BRIEF:
In the excerpt on Pymetrics hiring games, what trait does the balloon-pumping game speak to?

SOURCE EXCERPT:
If you’ve been invited to “play a few games,” keep two things in mind. There are no right answers in the usual sense, and you can’t study for it. But the friendly framing doesn’t change what it is: an assessment whose output influences whether you advance. If you’re evaluating it as a buyer, Pymetrics is the most serious attempt yet to replace self-report questionnaires with observed behavior. It’s also the most opaque tool in the category, and that opacity cuts in both directions.
How the Pymetrics games work
Instead of asking what you’re like, Pymetrics watches what you do. You play roughly a dozen short exercises, typically around half an hour in total. The specifics vary, but the publicly described examples are well known. You pump a digital balloon that’s worth more money the bigger it gets and bursts if you push too far, which speaks to how you handle risk. You recall growing strings of digits, which is working memory. You decide how to split money with an anonymous partner, which gets at fairness and trust. You hit a key when certain shapes flash and hold back for others, which measures attention and impulse control. Other tasks touch planning, learning from feedback, and reading emotion in faces.
Most of these are adaptations of decades-old cognitive science lab tasks. The product’s claim was never that the games are novel. It’s that running them at scale, then comparing your behavioral fingerprint against people already thriving in a role, produces a useful hiring signal.
How employers use it
The core mechanic is the success model. Employees in the role, often the stronger performers, play the same games. Modeling identifies the behavioral patterns that distinguish them, and applicants are scored by how closely they resemble that pattern. The recommendation then feeds the funnel, usually at the very top, before a human has looked at anything.
That placement is the point. The pitch was built for employers drowning in early-career applications, where reading every resume was never going to happen. The era’s most cited example was Unilever, which publicly described rebuilding its graduate hiring around gamified assessments followed by recorded video interviews.
Pymetrics also leaned hard into algorithmic fairness, publicly auditing its models for adverse impact and open-sourcing a bias-testing tool. Since the acquisition, the games are sold within Harver’s broader assessment platform.
What candidates experience
It feels different from any questionnaire. Nothing asks you to describe yourself. You just do the tasks, usually on whatever device you have, and then it ends and you have no idea how you did. That last part is the strangest piece of the experience. With a personality questionnaire you can at least guess what your answers implied. With a balloon you popped six times, you can’t.

AVAILABLE DATA:
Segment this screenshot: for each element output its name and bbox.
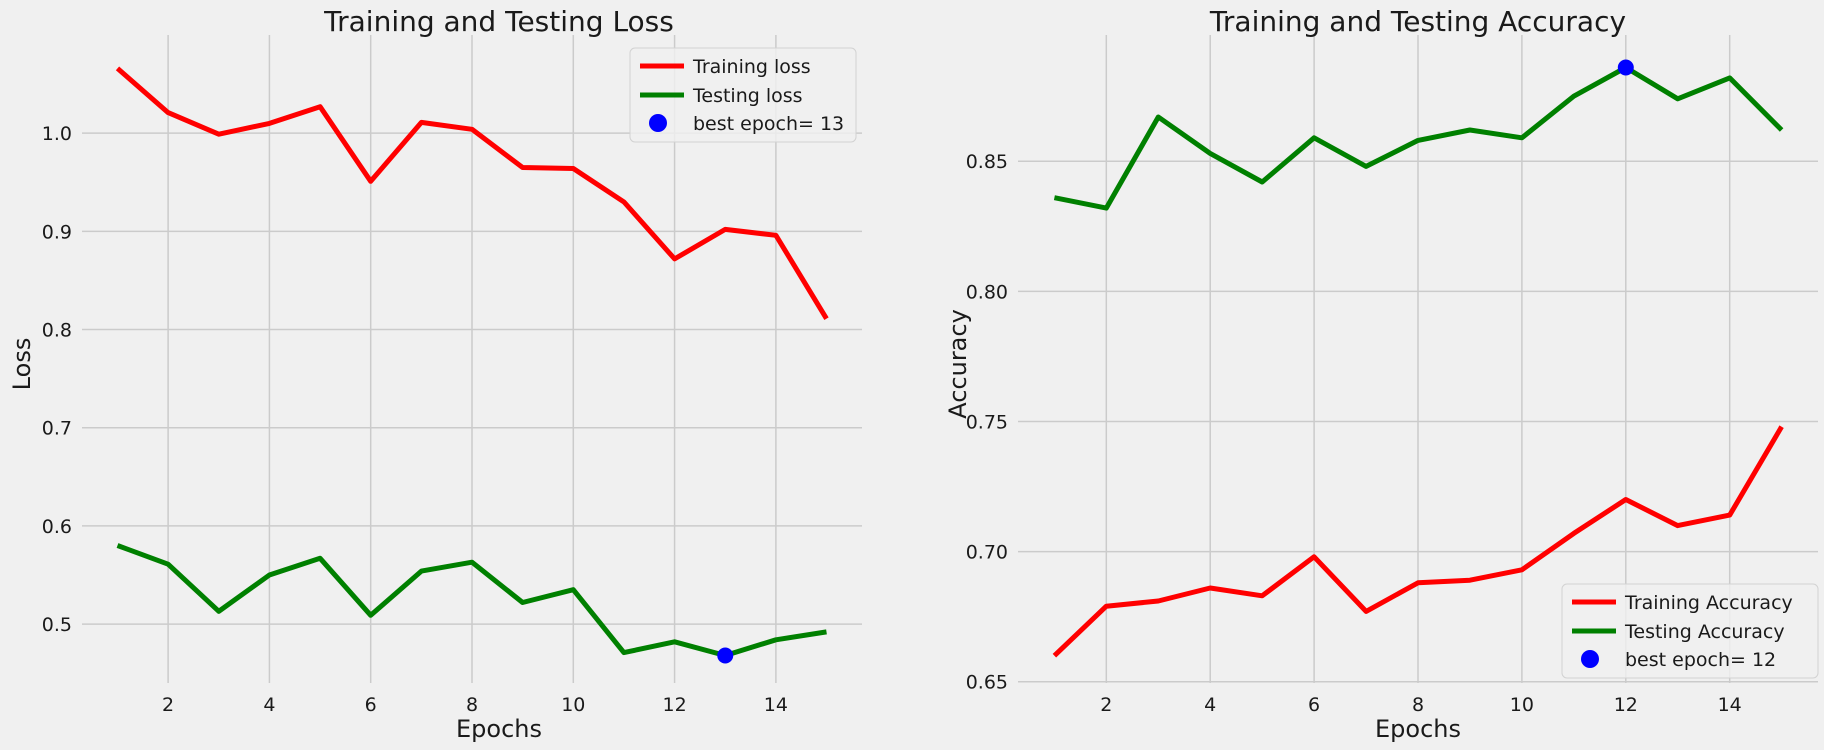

CORRECT OUTPUT:
How you handle risk.